* _SHORT EXERCISE_
Find the word "title" in the material below and gather every line that contains it.
· · ·
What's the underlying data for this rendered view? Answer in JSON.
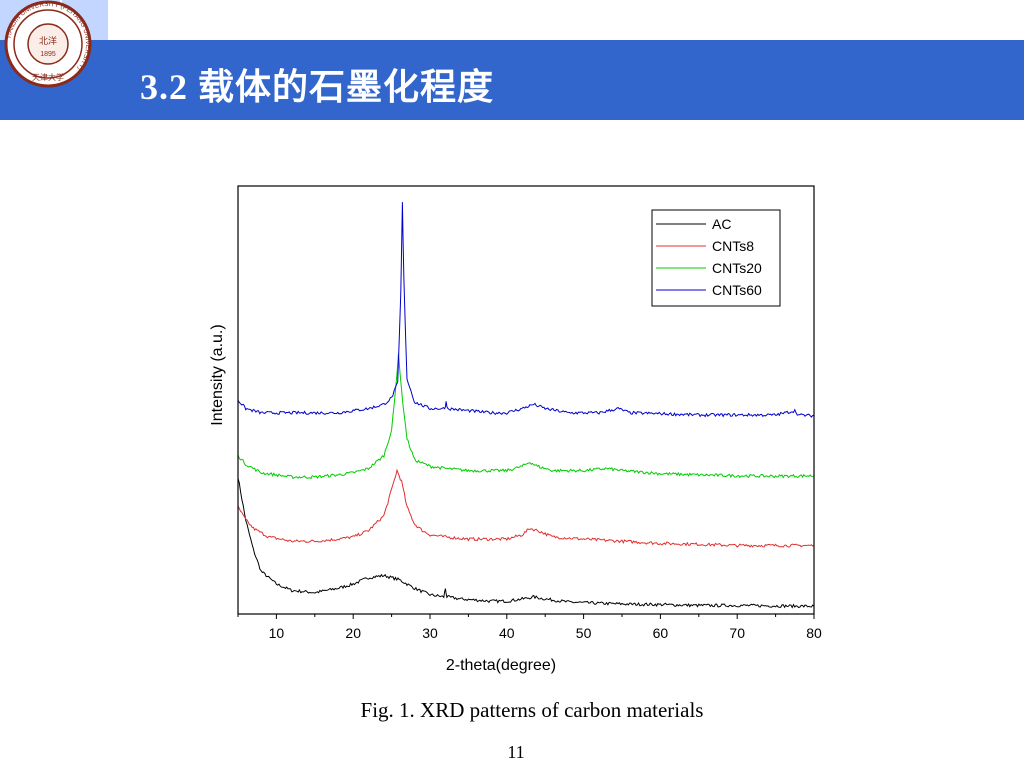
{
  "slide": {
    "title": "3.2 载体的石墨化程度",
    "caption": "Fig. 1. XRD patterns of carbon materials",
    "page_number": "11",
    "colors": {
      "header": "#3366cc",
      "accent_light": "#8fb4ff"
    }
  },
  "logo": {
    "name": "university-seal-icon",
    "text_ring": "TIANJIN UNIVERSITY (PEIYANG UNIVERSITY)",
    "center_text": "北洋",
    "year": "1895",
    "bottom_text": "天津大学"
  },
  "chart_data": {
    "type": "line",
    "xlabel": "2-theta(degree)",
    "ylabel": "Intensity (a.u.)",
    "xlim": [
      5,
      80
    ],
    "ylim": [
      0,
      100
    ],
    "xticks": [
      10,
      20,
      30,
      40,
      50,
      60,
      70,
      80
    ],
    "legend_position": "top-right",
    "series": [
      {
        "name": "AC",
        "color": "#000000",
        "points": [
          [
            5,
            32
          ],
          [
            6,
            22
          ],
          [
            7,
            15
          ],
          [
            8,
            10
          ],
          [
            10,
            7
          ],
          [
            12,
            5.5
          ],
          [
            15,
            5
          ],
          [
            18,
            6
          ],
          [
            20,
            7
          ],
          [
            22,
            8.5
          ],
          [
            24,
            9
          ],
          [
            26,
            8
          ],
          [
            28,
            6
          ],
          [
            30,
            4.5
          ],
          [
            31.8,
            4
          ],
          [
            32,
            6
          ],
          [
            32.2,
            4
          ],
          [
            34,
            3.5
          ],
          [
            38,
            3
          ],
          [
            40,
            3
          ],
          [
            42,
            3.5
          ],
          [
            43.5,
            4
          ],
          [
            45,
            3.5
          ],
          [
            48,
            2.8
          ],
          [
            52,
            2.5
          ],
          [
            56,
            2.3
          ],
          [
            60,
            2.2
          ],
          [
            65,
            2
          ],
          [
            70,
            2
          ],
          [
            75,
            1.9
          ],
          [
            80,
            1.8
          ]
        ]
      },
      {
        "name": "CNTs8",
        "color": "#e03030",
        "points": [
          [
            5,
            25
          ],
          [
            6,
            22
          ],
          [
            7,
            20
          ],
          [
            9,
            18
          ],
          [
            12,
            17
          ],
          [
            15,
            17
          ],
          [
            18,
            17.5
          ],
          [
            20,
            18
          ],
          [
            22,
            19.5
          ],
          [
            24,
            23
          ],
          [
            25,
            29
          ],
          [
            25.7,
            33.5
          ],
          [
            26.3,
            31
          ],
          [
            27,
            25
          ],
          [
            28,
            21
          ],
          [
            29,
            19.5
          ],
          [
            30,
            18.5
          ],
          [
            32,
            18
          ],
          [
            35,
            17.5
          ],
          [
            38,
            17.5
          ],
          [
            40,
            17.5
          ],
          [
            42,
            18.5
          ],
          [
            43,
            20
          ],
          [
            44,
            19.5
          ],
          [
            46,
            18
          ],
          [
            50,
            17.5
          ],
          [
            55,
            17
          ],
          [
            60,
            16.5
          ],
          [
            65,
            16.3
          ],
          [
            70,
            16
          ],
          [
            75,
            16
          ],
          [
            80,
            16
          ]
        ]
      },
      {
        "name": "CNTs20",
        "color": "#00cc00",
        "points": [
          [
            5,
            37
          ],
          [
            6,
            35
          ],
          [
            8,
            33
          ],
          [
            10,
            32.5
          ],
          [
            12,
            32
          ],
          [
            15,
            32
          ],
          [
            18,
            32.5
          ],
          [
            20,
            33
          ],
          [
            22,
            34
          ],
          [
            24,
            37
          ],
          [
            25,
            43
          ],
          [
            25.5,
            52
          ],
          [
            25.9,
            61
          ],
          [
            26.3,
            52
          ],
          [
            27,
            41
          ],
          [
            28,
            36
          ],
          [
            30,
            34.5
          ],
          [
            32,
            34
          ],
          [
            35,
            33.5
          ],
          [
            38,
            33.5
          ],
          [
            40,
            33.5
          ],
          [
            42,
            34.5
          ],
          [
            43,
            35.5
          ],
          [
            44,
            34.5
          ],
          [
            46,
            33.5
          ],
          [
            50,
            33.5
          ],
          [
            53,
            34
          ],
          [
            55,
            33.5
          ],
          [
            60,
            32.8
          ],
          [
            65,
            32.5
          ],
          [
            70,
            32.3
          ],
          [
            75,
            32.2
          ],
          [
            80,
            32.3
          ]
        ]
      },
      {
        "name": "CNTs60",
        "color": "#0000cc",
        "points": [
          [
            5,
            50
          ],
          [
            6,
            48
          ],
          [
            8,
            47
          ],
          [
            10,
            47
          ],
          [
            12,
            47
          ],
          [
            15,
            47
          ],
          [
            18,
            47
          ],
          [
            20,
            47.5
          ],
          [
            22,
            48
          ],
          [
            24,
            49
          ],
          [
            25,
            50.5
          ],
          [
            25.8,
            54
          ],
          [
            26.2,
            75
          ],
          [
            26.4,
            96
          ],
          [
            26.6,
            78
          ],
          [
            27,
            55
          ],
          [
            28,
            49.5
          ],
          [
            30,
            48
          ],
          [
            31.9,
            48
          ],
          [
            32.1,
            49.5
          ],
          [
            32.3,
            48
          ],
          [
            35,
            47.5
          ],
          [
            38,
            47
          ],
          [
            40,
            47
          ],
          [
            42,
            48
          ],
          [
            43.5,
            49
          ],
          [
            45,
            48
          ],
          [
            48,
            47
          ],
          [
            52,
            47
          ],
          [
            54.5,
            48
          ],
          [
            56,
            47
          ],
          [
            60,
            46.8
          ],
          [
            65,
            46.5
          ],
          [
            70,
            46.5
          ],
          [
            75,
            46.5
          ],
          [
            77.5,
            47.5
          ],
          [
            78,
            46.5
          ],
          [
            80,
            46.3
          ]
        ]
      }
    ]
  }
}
· · ·
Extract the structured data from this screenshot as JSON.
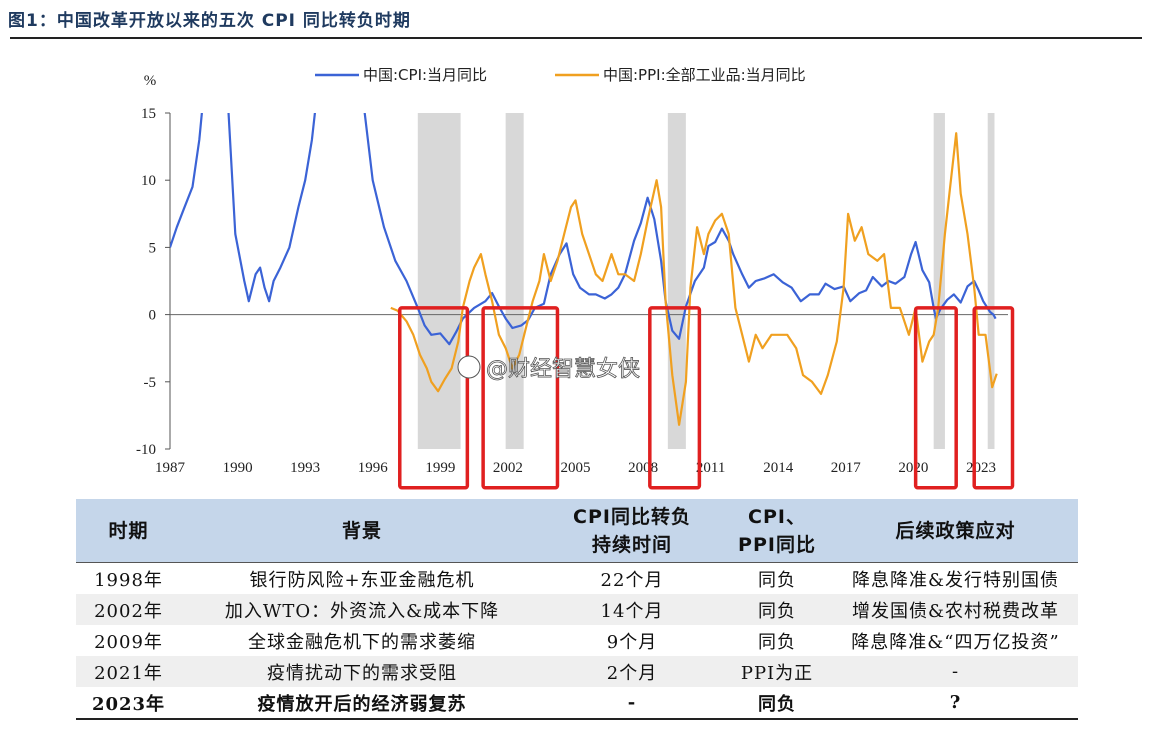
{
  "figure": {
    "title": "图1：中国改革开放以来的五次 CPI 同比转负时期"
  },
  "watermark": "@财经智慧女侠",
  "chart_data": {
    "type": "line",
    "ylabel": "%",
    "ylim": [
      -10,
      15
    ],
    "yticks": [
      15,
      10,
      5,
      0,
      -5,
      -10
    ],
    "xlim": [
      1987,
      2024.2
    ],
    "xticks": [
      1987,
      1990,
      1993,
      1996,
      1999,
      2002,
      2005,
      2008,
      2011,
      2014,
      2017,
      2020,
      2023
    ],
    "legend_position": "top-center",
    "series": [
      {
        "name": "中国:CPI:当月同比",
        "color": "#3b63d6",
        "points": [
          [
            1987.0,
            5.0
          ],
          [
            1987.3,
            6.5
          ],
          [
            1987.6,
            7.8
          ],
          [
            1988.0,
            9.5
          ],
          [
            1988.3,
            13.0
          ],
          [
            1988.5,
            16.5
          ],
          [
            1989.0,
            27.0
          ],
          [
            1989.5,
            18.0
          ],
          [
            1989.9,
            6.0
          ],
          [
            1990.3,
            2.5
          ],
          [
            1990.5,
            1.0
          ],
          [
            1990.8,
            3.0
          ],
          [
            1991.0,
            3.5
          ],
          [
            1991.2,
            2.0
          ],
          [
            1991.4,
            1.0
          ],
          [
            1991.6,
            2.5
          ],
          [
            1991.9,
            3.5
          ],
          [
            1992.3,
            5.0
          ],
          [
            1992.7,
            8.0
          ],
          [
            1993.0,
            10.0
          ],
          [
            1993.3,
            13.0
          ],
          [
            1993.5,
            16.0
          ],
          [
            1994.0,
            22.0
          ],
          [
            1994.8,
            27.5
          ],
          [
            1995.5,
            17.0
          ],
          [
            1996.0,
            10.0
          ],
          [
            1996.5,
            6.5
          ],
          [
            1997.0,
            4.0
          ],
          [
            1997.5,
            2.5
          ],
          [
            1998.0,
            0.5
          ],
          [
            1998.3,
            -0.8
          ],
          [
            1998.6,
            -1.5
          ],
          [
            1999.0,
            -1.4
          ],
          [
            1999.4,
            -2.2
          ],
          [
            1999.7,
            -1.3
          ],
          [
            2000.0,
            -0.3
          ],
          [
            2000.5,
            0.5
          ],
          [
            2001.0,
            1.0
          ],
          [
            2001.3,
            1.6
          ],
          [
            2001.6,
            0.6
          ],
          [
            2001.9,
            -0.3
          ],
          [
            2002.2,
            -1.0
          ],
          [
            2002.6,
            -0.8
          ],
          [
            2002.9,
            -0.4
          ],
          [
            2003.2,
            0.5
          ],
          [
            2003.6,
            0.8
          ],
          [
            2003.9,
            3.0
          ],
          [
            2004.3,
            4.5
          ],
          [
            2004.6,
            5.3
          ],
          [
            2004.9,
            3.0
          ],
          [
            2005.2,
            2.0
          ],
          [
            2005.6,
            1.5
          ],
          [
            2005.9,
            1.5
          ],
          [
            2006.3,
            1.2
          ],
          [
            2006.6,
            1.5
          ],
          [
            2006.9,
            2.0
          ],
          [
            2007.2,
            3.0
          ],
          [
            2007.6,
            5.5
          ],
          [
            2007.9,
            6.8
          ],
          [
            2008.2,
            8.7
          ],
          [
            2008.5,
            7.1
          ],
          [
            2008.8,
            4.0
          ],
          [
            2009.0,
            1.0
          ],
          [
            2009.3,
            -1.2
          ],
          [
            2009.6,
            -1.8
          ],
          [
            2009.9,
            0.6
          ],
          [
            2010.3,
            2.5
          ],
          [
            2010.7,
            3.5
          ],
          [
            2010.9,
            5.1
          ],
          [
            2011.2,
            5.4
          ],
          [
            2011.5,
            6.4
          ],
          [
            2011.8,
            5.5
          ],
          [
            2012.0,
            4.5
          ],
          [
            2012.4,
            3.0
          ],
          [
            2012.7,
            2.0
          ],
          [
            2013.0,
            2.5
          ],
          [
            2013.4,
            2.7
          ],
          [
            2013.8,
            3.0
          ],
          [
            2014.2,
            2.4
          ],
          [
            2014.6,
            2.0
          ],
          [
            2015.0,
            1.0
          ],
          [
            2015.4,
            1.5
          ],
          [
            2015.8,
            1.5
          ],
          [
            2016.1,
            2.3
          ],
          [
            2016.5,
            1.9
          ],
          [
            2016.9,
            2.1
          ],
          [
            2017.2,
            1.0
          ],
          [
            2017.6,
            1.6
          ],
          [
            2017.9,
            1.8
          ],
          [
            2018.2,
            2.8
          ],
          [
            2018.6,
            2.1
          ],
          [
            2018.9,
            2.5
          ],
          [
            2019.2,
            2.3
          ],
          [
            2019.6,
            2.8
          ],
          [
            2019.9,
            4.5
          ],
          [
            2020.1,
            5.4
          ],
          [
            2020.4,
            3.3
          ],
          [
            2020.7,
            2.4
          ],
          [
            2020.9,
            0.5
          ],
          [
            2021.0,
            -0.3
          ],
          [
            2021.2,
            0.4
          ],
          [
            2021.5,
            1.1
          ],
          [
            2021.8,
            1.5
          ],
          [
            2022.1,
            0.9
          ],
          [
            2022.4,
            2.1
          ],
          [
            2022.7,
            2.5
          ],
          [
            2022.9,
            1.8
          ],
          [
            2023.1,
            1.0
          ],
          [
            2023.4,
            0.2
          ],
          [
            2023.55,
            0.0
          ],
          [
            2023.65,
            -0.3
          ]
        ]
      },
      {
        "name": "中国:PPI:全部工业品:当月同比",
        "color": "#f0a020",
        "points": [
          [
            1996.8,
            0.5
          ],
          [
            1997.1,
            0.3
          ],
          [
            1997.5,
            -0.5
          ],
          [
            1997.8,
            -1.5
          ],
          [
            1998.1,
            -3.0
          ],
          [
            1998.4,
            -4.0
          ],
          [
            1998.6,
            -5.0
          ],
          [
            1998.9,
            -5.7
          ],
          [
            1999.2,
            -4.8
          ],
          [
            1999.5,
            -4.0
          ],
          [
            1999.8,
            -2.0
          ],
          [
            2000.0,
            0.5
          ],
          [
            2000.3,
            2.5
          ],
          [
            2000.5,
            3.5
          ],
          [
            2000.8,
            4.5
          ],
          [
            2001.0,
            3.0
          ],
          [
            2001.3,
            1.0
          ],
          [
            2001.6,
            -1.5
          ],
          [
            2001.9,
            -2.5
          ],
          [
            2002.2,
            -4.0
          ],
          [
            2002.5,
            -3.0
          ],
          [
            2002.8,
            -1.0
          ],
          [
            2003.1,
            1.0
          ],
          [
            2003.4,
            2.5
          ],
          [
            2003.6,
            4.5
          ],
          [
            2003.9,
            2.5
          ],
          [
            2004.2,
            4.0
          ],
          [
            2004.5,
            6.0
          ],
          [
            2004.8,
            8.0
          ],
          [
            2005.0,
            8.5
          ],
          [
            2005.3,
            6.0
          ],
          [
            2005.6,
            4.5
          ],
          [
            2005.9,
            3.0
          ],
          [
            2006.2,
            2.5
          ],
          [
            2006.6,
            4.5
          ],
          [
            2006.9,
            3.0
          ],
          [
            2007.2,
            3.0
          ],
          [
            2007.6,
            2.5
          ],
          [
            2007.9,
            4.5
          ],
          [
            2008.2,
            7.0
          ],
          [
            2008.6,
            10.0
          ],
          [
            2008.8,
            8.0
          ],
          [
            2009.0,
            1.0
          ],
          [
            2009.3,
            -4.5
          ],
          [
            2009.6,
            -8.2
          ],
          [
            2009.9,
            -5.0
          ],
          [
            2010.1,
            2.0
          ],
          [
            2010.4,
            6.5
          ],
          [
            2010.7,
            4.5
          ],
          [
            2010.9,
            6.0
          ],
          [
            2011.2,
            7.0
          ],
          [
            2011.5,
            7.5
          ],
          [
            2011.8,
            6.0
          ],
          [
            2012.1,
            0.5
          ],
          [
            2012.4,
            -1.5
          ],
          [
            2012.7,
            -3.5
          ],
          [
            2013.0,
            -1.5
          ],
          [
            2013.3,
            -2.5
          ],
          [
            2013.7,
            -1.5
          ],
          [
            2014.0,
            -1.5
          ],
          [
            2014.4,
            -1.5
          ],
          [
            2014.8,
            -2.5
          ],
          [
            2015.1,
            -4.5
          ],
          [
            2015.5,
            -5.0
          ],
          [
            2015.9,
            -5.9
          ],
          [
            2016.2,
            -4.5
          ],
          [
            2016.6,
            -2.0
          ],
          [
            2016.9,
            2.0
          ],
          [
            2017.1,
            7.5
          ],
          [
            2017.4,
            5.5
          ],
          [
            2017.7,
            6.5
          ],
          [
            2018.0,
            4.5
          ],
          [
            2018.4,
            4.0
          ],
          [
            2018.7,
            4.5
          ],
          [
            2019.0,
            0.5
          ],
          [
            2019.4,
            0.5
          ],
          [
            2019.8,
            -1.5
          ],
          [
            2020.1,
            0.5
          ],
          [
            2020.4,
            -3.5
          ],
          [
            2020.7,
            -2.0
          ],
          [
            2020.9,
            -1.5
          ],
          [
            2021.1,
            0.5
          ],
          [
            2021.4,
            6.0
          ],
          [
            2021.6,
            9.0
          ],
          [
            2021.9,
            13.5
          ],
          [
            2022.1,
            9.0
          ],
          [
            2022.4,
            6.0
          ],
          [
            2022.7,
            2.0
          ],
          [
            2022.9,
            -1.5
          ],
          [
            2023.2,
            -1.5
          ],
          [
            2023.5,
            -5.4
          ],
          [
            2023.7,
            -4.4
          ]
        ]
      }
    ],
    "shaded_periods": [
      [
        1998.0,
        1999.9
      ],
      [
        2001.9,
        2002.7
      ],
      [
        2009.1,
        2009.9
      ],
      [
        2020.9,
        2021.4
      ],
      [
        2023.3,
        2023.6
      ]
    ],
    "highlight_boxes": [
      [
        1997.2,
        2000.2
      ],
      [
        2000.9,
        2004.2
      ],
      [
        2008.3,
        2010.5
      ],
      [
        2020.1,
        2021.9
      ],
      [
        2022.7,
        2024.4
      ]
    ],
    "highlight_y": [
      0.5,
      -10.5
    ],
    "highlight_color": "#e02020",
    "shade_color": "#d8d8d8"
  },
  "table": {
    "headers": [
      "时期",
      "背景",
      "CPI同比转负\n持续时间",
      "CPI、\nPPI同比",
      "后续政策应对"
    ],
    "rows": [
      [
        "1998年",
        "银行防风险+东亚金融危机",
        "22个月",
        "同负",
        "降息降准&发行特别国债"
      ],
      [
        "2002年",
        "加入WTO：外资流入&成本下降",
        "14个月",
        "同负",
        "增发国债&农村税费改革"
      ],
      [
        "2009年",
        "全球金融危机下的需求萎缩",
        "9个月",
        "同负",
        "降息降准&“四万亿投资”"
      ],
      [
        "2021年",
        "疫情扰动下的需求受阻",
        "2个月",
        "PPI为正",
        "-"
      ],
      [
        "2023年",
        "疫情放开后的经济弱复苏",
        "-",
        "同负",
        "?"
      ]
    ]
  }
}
· · ·
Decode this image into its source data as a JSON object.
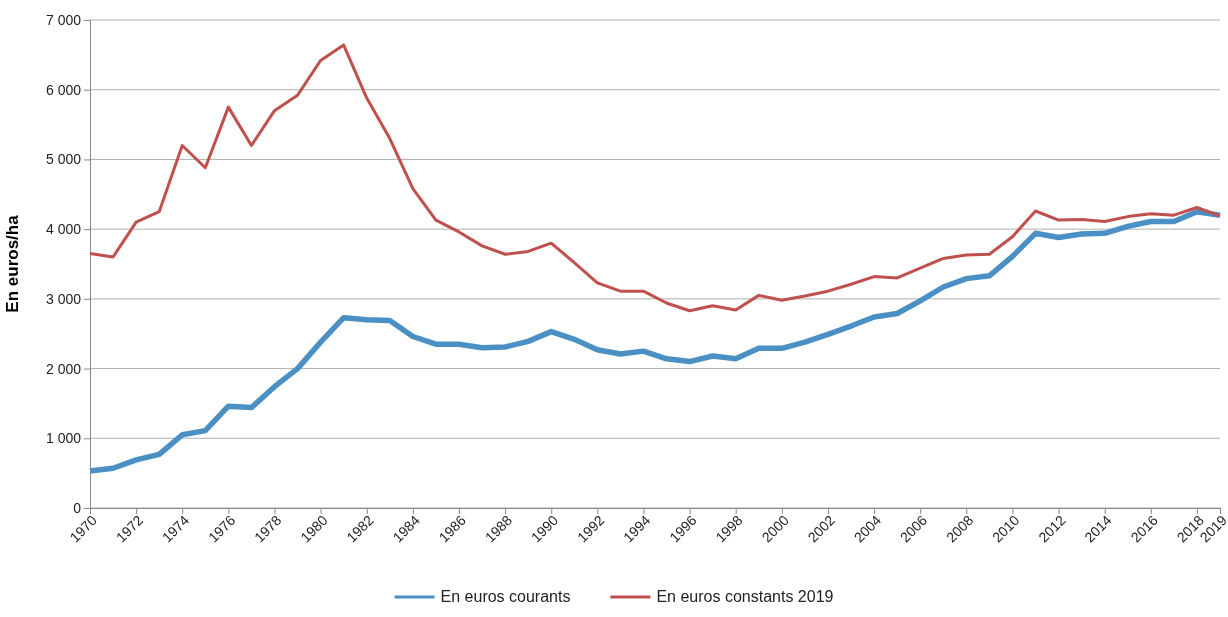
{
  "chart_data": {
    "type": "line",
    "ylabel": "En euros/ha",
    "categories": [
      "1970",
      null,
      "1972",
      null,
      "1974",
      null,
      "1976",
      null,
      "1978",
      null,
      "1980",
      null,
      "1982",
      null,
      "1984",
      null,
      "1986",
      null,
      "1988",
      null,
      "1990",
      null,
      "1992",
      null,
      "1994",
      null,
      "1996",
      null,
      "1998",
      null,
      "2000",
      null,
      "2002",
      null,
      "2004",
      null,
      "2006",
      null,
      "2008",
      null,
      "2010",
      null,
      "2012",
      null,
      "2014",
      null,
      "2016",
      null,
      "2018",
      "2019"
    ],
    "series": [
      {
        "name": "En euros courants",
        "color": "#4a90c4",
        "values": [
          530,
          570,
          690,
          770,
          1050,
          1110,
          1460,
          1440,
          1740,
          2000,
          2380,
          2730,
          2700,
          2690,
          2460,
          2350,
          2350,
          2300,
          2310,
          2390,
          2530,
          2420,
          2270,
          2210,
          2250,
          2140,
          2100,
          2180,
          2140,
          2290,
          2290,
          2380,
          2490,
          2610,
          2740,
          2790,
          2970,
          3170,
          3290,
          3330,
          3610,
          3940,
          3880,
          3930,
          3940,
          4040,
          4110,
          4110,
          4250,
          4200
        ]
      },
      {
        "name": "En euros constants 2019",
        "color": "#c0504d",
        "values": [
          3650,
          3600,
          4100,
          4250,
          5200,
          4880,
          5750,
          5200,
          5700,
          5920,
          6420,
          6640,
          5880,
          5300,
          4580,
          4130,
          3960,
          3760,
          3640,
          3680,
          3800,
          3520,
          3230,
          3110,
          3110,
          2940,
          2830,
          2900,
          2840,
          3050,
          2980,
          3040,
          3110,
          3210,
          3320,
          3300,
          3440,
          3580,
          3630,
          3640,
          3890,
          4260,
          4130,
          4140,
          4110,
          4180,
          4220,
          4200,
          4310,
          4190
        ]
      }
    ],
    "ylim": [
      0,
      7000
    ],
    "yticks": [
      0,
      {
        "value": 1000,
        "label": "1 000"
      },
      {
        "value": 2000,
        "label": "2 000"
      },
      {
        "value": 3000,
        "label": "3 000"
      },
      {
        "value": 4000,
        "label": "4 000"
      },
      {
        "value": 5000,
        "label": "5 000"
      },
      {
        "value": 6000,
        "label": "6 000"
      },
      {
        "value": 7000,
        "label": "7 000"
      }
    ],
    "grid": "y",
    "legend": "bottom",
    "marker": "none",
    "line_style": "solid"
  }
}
· · ·
* _SOLVED PROBLEM_
    "title": "3.2 载体的石墨化程度",
    "title": "图1：中国改革开放以来的五次 CPI 同比转负时期"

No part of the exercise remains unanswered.